§ Exercise objective
Retype the material word for word.

§ Data shown

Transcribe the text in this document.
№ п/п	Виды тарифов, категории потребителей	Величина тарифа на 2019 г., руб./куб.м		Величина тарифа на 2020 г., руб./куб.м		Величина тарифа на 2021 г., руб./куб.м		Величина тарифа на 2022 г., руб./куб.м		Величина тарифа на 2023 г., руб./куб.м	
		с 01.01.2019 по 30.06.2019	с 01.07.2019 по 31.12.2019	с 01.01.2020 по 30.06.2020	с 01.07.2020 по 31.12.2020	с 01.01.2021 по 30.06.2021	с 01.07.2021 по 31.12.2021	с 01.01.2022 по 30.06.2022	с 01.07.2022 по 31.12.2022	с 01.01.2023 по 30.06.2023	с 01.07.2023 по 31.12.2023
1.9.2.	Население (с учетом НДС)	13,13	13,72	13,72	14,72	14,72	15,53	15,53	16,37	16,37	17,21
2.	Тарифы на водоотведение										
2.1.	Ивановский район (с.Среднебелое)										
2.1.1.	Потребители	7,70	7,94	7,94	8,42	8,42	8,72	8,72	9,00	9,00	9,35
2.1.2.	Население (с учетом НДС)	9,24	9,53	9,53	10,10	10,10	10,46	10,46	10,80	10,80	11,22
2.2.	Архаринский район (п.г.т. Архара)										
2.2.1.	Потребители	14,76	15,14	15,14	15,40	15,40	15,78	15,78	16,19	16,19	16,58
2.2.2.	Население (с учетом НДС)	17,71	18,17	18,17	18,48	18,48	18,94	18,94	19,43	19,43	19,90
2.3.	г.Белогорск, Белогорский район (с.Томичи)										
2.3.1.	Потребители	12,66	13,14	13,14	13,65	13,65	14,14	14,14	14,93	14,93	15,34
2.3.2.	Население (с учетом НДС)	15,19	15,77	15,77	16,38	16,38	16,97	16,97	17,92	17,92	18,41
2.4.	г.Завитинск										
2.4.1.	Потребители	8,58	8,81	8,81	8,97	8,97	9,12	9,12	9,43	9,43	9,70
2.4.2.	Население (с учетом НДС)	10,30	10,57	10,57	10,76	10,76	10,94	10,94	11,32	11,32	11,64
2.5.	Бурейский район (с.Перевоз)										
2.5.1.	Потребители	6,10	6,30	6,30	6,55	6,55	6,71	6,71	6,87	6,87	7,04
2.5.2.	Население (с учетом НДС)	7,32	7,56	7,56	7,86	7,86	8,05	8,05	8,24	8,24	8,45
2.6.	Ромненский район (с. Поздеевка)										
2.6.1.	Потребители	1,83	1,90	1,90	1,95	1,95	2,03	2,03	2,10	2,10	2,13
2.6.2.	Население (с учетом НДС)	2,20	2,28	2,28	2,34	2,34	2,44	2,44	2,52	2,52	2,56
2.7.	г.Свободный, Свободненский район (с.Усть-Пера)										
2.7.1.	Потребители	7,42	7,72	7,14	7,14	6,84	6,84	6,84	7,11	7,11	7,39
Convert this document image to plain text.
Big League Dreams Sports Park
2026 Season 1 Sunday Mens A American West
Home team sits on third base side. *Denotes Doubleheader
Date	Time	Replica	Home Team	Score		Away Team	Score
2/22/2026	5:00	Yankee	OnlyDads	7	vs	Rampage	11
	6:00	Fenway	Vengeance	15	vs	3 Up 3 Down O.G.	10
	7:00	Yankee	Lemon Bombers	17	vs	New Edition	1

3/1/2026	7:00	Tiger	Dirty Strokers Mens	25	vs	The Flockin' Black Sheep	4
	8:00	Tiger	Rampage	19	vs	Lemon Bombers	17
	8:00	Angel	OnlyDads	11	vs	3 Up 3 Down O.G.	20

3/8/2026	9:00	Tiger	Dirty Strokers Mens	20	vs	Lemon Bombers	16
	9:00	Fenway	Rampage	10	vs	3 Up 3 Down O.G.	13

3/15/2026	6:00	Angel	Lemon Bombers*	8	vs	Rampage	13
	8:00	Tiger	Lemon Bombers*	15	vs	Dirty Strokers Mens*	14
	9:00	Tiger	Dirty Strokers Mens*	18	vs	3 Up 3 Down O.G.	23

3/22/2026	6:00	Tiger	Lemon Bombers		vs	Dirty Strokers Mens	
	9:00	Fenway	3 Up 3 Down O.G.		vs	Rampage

§ Answer
Transcribe the text in this document.
№ п/п	Виды тарифов, категории потребителей	Величина тарифа на 2019 г., руб./куб.м		Величина тарифа на 2020 г., руб./куб.м		Величина тарифа на 2021 г., руб./куб.м		Величина тарифа на 2022 г., руб./куб.м		Величина тарифа на 2023 г., руб./куб.м	
		с 01.01.2019 по 30.06.2019	с 01.07.2019 по 31.12.2019	с 01.01.2020 по 30.06.2020	с 01.07.2020 по 31.12.2020	с 01.01.2021 по 30.06.2021	с 01.07.2021 по 31.12.2021	с 01.01.2022 по 30.06.2022	с 01.07.2022 по 31.12.2022	с 01.01.2023 по 30.06.2023	с 01.07.2023 по 31.12.2023
1.9.2.	Население (с учетом НДС)	13,13	13,72	13,72	14,72	14,72	15,53	15,53	16,37	16,37	17,21
2.	Тарифы на водоотведение										
2.1.	Ивановский район (с.Среднебелое)										
2.1.1.	Потребители	7,70	7,94	7,94	8,42	8,42	8,72	8,72	9,00	9,00	9,35
2.1.2.	Население (с учетом НДС)	9,24	9,53	9,53	10,10	10,10	10,46	10,46	10,80	10,80	11,22
2.2.	Архаринский район (п.г.т. Архара)										
2.2.1.	Потребители	14,76	15,14	15,14	15,40	15,40	15,78	15,78	16,19	16,19	16,58
2.2.2.	Население (с учетом НДС)	17,71	18,17	18,17	18,48	18,48	18,94	18,94	19,43	19,43	19,90
2.3.	г.Белогорск, Белогорский район (с.Томичи)										
2.3.1.	Потребители	12,66	13,14	13,14	13,65	13,65	14,14	14,14	14,93	14,93	15,34
2.3.2.	Население (с учетом НДС)	15,19	15,77	15,77	16,38	16,38	16,97	16,97	17,92	17,92	18,41
2.4.	г.Завитинск										
2.4.1.	Потребители	8,58	8,81	8,81	8,97	8,97	9,12	9,12	9,43	9,43	9,70
2.4.2.	Население (с учетом НДС)	10,30	10,57	10,57	10,76	10,76	10,94	10,94	11,32	11,32	11,64
2.5.	Бурейский район (с.Перевоз)										
2.5.1.	Потребители	6,10	6,30	6,30	6,55	6,55	6,71	6,71	6,87	6,87	7,04
2.5.2.	Население (с учетом НДС)	7,32	7,56	7,56	7,86	7,86	8,05	8,05	8,24	8,24	8,45
2.6.	Ромненский район (с. Поздеевка)										
2.6.1.	Потребители	1,83	1,90	1,90	1,95	1,95	2,03	2,03	2,10	2,10	2,13
2.6.2.	Население (с учетом НДС)	2,20	2,28	2,28	2,34	2,34	2,44	2,44	2,52	2,52	2,56
2.7.	г.Свободный, Свободненский район (с.Усть-Пера)										
2.7.1.	Потребители	7,42	7,72	7,14	7,14	6,84	6,84	6,84	7,11	7,11	7,39
Convert this document image to plain text.
Big League Dreams Sports Park
2026 Season 1 Sunday Mens A American West
Home team sits on third base side. *Denotes Doubleheader
Date	Time	Replica	Home Team	Score		Away Team	Score
2/22/2026	5:00	Yankee	OnlyDads	7	vs	Rampage	11
	6:00	Fenway	Vengeance	15	vs	3 Up 3 Down O.G.	10
	7:00	Yankee	Lemon Bombers	17	vs	New Edition	1

3/1/2026	7:00	Tiger	Dirty Strokers Mens	25	vs	The Flockin' Black Sheep	4
	8:00	Tiger	Rampage	19	vs	Lemon Bombers	17
	8:00	Angel	OnlyDads	11	vs	3 Up 3 Down O.G.	20

3/8/2026	9:00	Tiger	Dirty Strokers Mens	20	vs	Lemon Bombers	16
	9:00	Fenway	Rampage	10	vs	3 Up 3 Down O.G.	13

3/15/2026	6:00	Angel	Lemon Bombers*	8	vs	Rampage	13
	8:00	Tiger	Lemon Bombers*	15	vs	Dirty Strokers Mens*	14
	9:00	Tiger	Dirty Strokers Mens*	18	vs	3 Up 3 Down O.G.	23

3/22/2026	6:00	Tiger	Lemon Bombers		vs	Dirty Strokers Mens	
	9:00	Fenway	3 Up 3 Down O.G.		vs	Rampage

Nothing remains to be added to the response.